» Set exercise
Filter these entries, keeping only lines that hold the word "Float".

*****

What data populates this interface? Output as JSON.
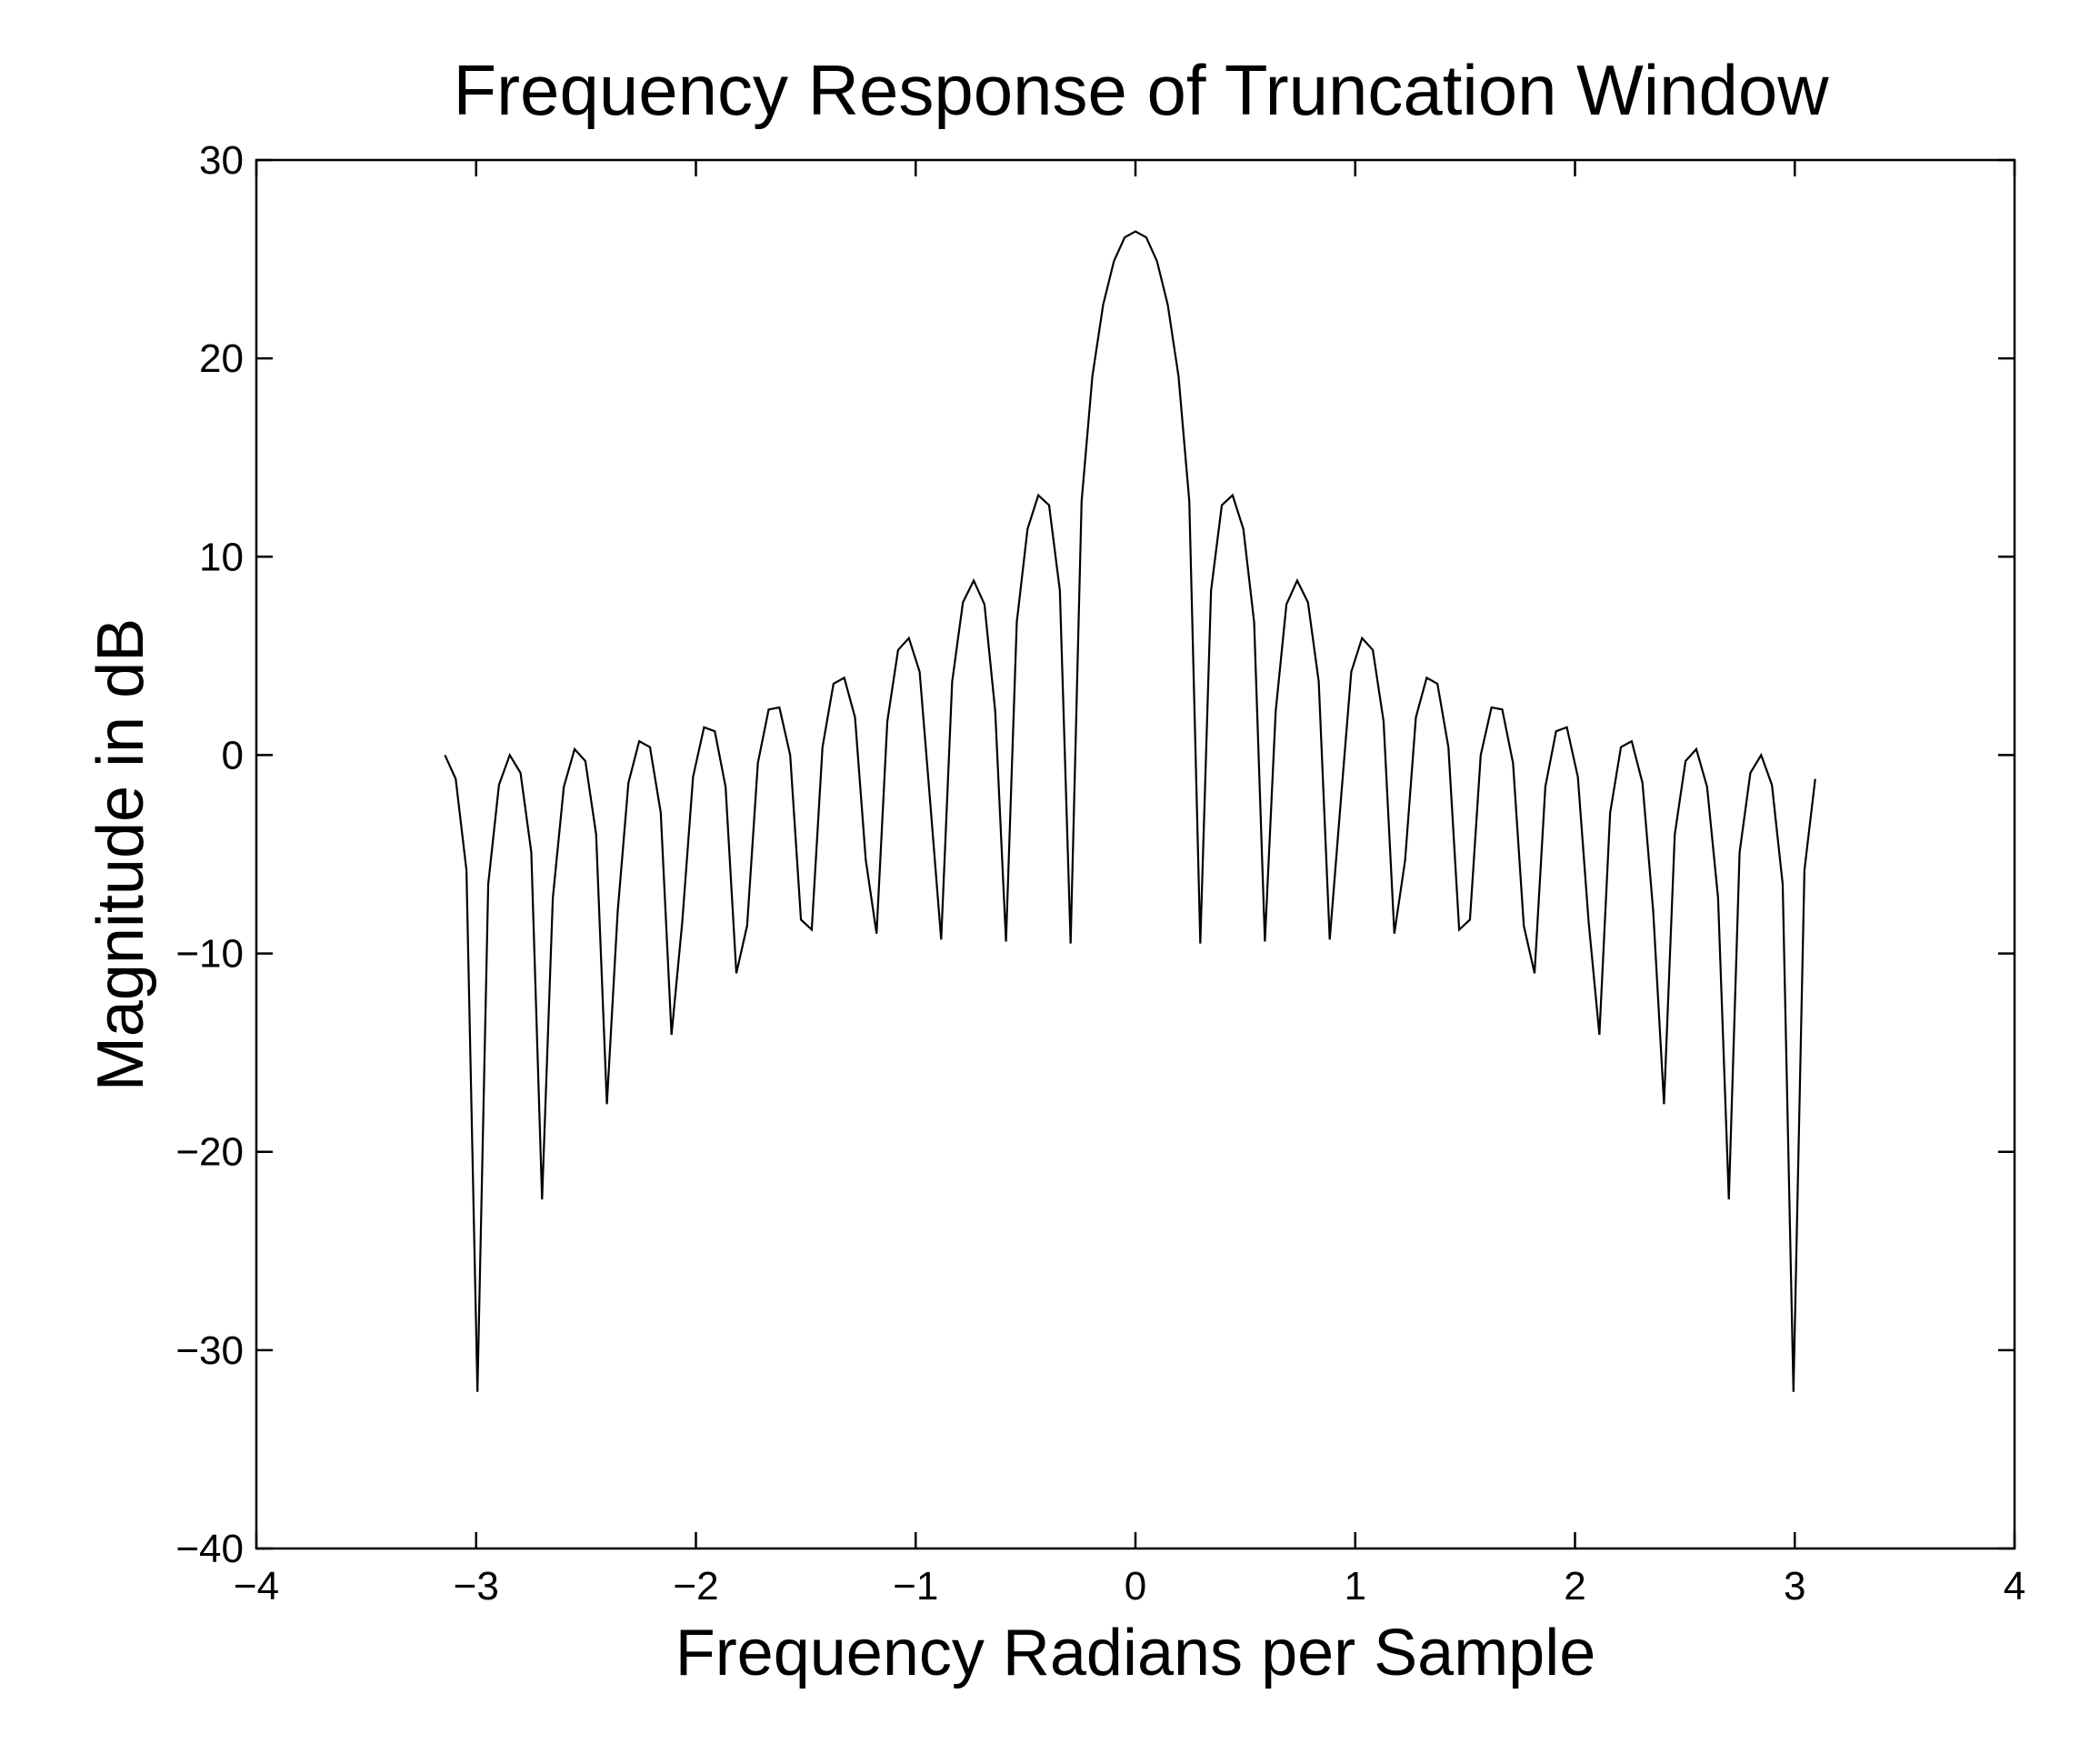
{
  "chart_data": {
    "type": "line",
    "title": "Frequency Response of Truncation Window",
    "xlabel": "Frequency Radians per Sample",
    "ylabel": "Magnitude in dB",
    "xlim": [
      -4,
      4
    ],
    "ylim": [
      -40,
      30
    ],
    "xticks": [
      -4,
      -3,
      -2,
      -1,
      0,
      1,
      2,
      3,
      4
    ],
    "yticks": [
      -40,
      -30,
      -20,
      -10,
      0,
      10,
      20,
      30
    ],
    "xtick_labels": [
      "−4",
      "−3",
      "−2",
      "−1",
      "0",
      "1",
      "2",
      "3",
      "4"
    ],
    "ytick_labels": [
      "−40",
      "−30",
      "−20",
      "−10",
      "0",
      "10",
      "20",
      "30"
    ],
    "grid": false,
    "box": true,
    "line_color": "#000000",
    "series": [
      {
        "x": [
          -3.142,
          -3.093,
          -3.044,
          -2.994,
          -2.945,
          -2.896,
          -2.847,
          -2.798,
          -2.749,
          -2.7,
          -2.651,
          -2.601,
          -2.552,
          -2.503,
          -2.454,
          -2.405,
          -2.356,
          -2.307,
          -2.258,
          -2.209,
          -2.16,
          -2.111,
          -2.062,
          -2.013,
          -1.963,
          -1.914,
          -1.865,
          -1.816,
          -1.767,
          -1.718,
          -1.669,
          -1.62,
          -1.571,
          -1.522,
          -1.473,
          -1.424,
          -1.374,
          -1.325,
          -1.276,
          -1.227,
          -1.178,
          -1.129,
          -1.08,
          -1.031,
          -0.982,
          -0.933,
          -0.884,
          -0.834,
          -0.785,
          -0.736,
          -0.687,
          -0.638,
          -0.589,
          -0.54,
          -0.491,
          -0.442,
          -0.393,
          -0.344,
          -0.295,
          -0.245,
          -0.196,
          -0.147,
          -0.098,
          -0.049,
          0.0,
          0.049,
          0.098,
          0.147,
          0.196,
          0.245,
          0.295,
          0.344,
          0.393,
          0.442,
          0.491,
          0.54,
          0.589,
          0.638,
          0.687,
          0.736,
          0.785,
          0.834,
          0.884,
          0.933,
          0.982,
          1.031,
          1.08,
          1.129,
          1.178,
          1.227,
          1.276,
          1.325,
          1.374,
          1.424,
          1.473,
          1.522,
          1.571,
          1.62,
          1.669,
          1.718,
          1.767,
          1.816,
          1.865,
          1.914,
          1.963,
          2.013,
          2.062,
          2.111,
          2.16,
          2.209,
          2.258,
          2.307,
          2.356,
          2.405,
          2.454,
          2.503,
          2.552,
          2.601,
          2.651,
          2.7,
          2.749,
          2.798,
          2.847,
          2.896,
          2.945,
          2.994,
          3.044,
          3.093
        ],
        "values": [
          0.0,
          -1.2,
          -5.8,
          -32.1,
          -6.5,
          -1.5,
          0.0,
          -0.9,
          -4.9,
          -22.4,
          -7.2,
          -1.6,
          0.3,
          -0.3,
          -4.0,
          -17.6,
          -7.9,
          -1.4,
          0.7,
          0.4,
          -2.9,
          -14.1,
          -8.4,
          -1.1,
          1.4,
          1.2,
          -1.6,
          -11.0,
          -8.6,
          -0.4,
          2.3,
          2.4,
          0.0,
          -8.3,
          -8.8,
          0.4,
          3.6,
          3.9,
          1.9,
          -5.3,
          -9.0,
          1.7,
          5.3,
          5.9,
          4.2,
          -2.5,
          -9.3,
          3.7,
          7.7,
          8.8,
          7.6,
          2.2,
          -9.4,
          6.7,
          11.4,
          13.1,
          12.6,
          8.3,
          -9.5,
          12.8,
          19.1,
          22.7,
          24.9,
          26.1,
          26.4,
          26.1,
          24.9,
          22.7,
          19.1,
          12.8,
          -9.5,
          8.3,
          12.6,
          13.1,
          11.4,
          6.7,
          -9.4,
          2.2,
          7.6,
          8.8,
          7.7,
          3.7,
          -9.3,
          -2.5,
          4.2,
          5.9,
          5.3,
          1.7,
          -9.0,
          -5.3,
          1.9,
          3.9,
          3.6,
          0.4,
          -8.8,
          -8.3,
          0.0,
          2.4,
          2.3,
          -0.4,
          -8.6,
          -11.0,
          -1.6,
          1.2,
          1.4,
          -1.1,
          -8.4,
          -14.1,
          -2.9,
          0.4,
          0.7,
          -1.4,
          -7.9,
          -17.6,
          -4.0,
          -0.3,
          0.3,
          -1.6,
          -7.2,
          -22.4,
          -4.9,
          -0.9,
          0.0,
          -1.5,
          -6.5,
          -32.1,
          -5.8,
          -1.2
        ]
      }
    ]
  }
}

*****

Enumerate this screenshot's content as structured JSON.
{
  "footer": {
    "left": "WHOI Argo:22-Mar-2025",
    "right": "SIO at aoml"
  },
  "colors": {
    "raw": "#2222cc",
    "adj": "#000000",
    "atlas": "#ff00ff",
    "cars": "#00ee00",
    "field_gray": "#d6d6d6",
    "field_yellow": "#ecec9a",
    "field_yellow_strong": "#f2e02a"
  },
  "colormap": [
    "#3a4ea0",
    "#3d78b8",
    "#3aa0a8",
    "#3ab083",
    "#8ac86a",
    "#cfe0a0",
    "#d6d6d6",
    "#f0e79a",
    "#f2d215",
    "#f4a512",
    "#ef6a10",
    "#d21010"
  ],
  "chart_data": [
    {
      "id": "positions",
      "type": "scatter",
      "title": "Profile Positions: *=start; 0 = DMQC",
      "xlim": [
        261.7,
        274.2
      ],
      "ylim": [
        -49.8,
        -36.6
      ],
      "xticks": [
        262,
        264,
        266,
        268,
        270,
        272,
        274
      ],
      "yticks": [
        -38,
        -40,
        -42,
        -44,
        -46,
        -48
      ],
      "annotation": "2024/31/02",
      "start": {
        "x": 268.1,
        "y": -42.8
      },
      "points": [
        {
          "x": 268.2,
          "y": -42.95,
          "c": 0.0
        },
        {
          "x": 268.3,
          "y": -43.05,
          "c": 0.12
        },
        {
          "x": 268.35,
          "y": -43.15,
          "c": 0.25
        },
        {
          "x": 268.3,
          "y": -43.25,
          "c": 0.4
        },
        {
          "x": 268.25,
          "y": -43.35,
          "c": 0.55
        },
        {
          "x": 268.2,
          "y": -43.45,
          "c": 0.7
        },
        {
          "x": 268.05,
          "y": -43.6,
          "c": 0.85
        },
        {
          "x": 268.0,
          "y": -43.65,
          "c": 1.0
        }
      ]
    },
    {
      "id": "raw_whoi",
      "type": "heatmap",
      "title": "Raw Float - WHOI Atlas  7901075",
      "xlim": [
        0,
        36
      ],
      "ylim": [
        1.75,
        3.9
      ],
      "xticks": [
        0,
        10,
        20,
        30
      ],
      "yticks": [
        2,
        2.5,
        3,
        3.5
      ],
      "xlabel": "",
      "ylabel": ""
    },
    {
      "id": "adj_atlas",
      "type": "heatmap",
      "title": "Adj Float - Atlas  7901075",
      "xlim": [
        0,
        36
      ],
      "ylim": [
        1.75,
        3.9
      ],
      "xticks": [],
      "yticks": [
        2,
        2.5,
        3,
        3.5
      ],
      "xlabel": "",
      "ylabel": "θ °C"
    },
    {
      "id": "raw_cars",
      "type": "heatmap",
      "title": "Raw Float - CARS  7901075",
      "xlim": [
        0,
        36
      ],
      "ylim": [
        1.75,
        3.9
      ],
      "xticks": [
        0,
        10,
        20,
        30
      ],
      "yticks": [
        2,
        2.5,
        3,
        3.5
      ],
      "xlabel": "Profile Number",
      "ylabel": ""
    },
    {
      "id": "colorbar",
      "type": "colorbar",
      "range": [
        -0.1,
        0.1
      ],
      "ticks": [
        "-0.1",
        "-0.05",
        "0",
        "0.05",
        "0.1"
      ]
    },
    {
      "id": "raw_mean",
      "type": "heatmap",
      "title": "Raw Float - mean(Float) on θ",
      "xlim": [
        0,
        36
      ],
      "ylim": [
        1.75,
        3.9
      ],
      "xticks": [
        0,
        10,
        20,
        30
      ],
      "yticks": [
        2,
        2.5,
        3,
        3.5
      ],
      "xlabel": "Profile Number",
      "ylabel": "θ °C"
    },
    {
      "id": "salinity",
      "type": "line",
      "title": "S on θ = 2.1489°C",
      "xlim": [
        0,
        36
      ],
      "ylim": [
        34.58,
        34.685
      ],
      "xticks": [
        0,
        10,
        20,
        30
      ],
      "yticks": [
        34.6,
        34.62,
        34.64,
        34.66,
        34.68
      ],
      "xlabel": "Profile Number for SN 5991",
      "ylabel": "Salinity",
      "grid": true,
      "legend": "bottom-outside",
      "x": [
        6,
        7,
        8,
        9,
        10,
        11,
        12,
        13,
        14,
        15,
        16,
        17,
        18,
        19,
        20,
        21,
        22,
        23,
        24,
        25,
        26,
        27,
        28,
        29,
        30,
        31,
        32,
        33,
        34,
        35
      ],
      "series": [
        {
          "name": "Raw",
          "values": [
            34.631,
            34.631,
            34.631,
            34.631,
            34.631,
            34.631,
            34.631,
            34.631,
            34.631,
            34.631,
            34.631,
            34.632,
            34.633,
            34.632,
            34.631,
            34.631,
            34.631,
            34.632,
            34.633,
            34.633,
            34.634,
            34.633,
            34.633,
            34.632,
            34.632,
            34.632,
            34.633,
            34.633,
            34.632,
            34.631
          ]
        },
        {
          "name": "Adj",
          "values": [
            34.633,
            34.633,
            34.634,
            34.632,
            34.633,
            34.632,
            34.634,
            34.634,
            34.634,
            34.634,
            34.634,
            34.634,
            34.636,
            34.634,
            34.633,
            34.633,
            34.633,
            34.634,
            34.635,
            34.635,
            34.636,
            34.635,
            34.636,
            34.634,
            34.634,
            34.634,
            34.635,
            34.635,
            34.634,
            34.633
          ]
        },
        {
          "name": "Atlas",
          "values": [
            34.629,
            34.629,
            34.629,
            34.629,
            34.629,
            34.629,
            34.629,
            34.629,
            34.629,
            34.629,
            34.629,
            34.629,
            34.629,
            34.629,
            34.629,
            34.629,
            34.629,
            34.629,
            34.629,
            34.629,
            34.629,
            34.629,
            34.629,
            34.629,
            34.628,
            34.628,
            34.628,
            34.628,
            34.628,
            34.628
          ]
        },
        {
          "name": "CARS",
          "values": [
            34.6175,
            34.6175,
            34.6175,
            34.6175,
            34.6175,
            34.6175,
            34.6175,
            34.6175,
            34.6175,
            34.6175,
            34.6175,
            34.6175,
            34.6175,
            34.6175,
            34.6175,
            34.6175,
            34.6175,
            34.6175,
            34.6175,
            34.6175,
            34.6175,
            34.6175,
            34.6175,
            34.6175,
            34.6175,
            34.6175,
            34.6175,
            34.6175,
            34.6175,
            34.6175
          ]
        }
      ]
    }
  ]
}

*****

» Output for this exercise
      "title": "Raw Float - WHOI Atlas  7901075",
      "title": "Adj Float - Atlas  7901075",
      "title": "Raw Float - CARS  7901075",
      "title": "Raw Float - mean(Float) on θ",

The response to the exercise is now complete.